[start]

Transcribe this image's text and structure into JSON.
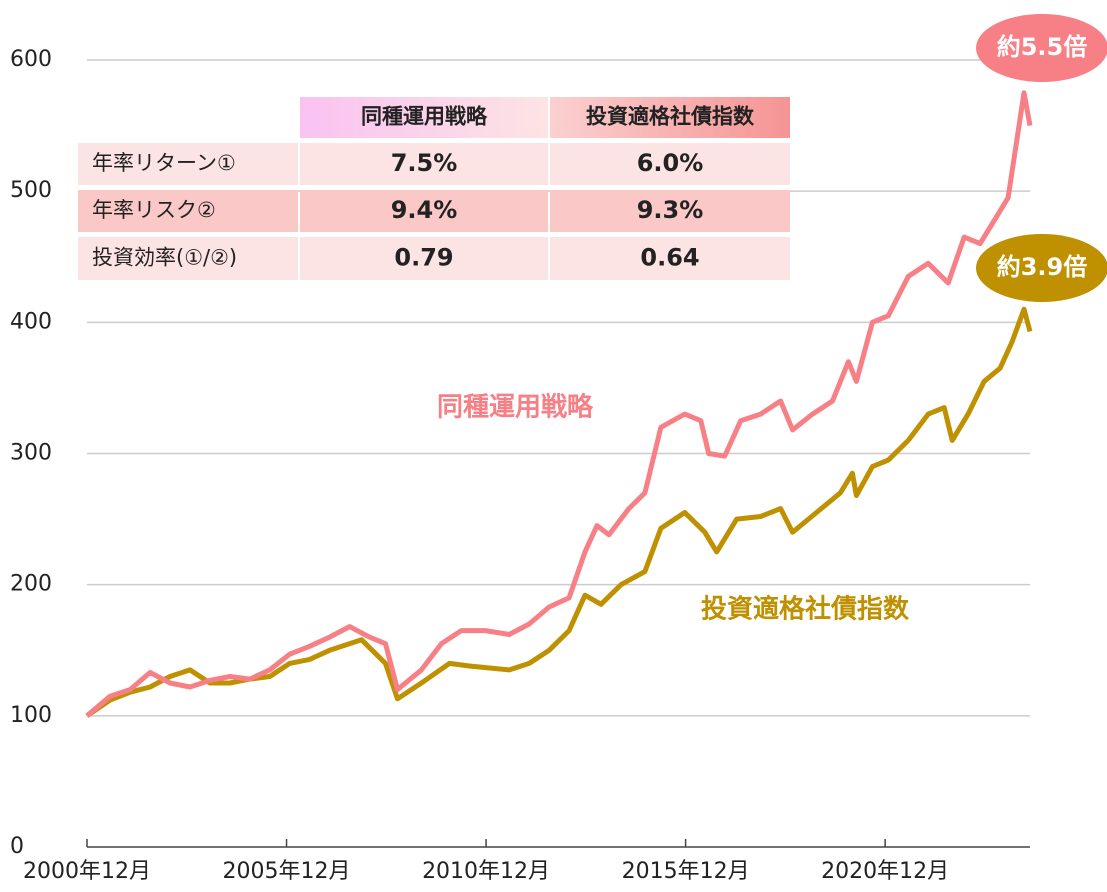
{
  "chart_data": {
    "type": "line",
    "xlim": [
      2000.92,
      2024.55
    ],
    "xticks": [
      {
        "value": 2000.92,
        "label": "2000年12月"
      },
      {
        "value": 2005.92,
        "label": "2005年12月"
      },
      {
        "value": 2010.92,
        "label": "2010年12月"
      },
      {
        "value": 2015.92,
        "label": "2015年12月"
      },
      {
        "value": 2020.92,
        "label": "2020年12月"
      }
    ],
    "ylim": [
      0,
      600
    ],
    "yticks": [
      0,
      100,
      200,
      300,
      400,
      500,
      600
    ],
    "grid": true,
    "series": [
      {
        "name": "同種運用戦略",
        "color": "#f77f86",
        "x": [
          2000.92,
          2001.5,
          2002,
          2002.5,
          2003,
          2003.5,
          2004,
          2004.5,
          2005,
          2005.5,
          2006,
          2006.5,
          2007,
          2007.5,
          2008,
          2008.4,
          2008.7,
          2009.3,
          2009.8,
          2010.3,
          2010.9,
          2011.5,
          2012,
          2012.5,
          2013,
          2013.4,
          2013.7,
          2014,
          2014.5,
          2014.9,
          2015.3,
          2015.9,
          2016.3,
          2016.5,
          2016.9,
          2017.3,
          2017.8,
          2018.3,
          2018.6,
          2019.1,
          2019.6,
          2020.0,
          2020.2,
          2020.6,
          2021.0,
          2021.5,
          2022.0,
          2022.5,
          2022.9,
          2023.3,
          2023.7,
          2024.0,
          2024.4,
          2024.55
        ],
        "values": [
          100,
          115,
          120,
          133,
          125,
          122,
          127,
          130,
          128,
          135,
          147,
          153,
          160,
          168,
          160,
          155,
          120,
          135,
          155,
          165,
          165,
          162,
          170,
          183,
          190,
          225,
          245,
          238,
          258,
          270,
          320,
          330,
          325,
          300,
          298,
          325,
          330,
          340,
          318,
          330,
          340,
          370,
          355,
          400,
          405,
          435,
          445,
          430,
          465,
          460,
          480,
          495,
          575,
          550
        ]
      },
      {
        "name": "投資適格社債指数",
        "color": "#bf9000",
        "x": [
          2000.92,
          2001.5,
          2002,
          2002.5,
          2003,
          2003.5,
          2004,
          2004.5,
          2005,
          2005.5,
          2006,
          2006.5,
          2007,
          2007.8,
          2008.4,
          2008.7,
          2009.3,
          2010,
          2010.5,
          2011.5,
          2012,
          2012.5,
          2013,
          2013.4,
          2013.8,
          2014.3,
          2014.9,
          2015.3,
          2015.9,
          2016.4,
          2016.7,
          2017.2,
          2017.8,
          2018.3,
          2018.6,
          2019.2,
          2019.8,
          2020.1,
          2020.2,
          2020.6,
          2021,
          2021.5,
          2022,
          2022.4,
          2022.6,
          2023,
          2023.4,
          2023.8,
          2024.1,
          2024.4,
          2024.55
        ],
        "values": [
          100,
          112,
          118,
          122,
          130,
          135,
          125,
          125,
          128,
          130,
          140,
          143,
          150,
          158,
          140,
          113,
          125,
          140,
          138,
          135,
          140,
          150,
          165,
          192,
          185,
          200,
          210,
          243,
          255,
          240,
          225,
          250,
          252,
          258,
          240,
          255,
          270,
          285,
          268,
          290,
          295,
          310,
          330,
          335,
          310,
          330,
          355,
          365,
          385,
          410,
          393
        ]
      }
    ],
    "annotations": [
      {
        "text": "約5.5倍",
        "color": "#f77f86"
      },
      {
        "text": "約3.9倍",
        "color": "#bf9000"
      }
    ],
    "table": {
      "columns": [
        "同種運用戦略",
        "投資適格社債指数"
      ],
      "rows": [
        [
          "年率リターン①",
          "7.5%",
          "6.0%"
        ],
        [
          "年率リスク②",
          "9.4%",
          "9.3%"
        ],
        [
          "投資効率(①/②)",
          "0.79",
          "0.64"
        ]
      ]
    }
  }
}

[end]

> What is asked
Write the records out again in full, exactly, and skip every picture.

> Solution to the problem
Transcribe this image's text and structure into JSON.
{
  "chart_data": {
    "type": "line",
    "xlim": [
      2000.92,
      2024.55
    ],
    "xticks": [
      {
        "value": 2000.92,
        "label": "2000年12月"
      },
      {
        "value": 2005.92,
        "label": "2005年12月"
      },
      {
        "value": 2010.92,
        "label": "2010年12月"
      },
      {
        "value": 2015.92,
        "label": "2015年12月"
      },
      {
        "value": 2020.92,
        "label": "2020年12月"
      }
    ],
    "ylim": [
      0,
      600
    ],
    "yticks": [
      0,
      100,
      200,
      300,
      400,
      500,
      600
    ],
    "grid": true,
    "series": [
      {
        "name": "同種運用戦略",
        "color": "#f77f86",
        "x": [
          2000.92,
          2001.5,
          2002,
          2002.5,
          2003,
          2003.5,
          2004,
          2004.5,
          2005,
          2005.5,
          2006,
          2006.5,
          2007,
          2007.5,
          2008,
          2008.4,
          2008.7,
          2009.3,
          2009.8,
          2010.3,
          2010.9,
          2011.5,
          2012,
          2012.5,
          2013,
          2013.4,
          2013.7,
          2014,
          2014.5,
          2014.9,
          2015.3,
          2015.9,
          2016.3,
          2016.5,
          2016.9,
          2017.3,
          2017.8,
          2018.3,
          2018.6,
          2019.1,
          2019.6,
          2020.0,
          2020.2,
          2020.6,
          2021.0,
          2021.5,
          2022.0,
          2022.5,
          2022.9,
          2023.3,
          2023.7,
          2024.0,
          2024.4,
          2024.55
        ],
        "values": [
          100,
          115,
          120,
          133,
          125,
          122,
          127,
          130,
          128,
          135,
          147,
          153,
          160,
          168,
          160,
          155,
          120,
          135,
          155,
          165,
          165,
          162,
          170,
          183,
          190,
          225,
          245,
          238,
          258,
          270,
          320,
          330,
          325,
          300,
          298,
          325,
          330,
          340,
          318,
          330,
          340,
          370,
          355,
          400,
          405,
          435,
          445,
          430,
          465,
          460,
          480,
          495,
          575,
          550
        ]
      },
      {
        "name": "投資適格社債指数",
        "color": "#bf9000",
        "x": [
          2000.92,
          2001.5,
          2002,
          2002.5,
          2003,
          2003.5,
          2004,
          2004.5,
          2005,
          2005.5,
          2006,
          2006.5,
          2007,
          2007.8,
          2008.4,
          2008.7,
          2009.3,
          2010,
          2010.5,
          2011.5,
          2012,
          2012.5,
          2013,
          2013.4,
          2013.8,
          2014.3,
          2014.9,
          2015.3,
          2015.9,
          2016.4,
          2016.7,
          2017.2,
          2017.8,
          2018.3,
          2018.6,
          2019.2,
          2019.8,
          2020.1,
          2020.2,
          2020.6,
          2021,
          2021.5,
          2022,
          2022.4,
          2022.6,
          2023,
          2023.4,
          2023.8,
          2024.1,
          2024.4,
          2024.55
        ],
        "values": [
          100,
          112,
          118,
          122,
          130,
          135,
          125,
          125,
          128,
          130,
          140,
          143,
          150,
          158,
          140,
          113,
          125,
          140,
          138,
          135,
          140,
          150,
          165,
          192,
          185,
          200,
          210,
          243,
          255,
          240,
          225,
          250,
          252,
          258,
          240,
          255,
          270,
          285,
          268,
          290,
          295,
          310,
          330,
          335,
          310,
          330,
          355,
          365,
          385,
          410,
          393
        ]
      }
    ],
    "annotations": [
      {
        "text": "約5.5倍",
        "color": "#f77f86"
      },
      {
        "text": "約3.9倍",
        "color": "#bf9000"
      }
    ],
    "table": {
      "columns": [
        "同種運用戦略",
        "投資適格社債指数"
      ],
      "rows": [
        [
          "年率リターン①",
          "7.5%",
          "6.0%"
        ],
        [
          "年率リスク②",
          "9.4%",
          "9.3%"
        ],
        [
          "投資効率(①/②)",
          "0.79",
          "0.64"
        ]
      ]
    }
  }
}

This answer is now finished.